Aim of the task: Filter this data down to the lines that hold "monitor", and copy them.

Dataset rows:

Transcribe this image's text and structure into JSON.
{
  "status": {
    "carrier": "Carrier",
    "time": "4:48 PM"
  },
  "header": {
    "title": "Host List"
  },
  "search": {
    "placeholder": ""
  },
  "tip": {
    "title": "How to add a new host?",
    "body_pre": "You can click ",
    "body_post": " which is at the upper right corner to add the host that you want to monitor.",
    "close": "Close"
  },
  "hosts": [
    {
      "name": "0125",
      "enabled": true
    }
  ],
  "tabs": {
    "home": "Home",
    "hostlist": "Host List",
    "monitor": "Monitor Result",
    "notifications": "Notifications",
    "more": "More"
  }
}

Complete output:
    "body_post": " which is at the upper right corner to add the host that you want to monitor.",
    "monitor": "Monitor Result",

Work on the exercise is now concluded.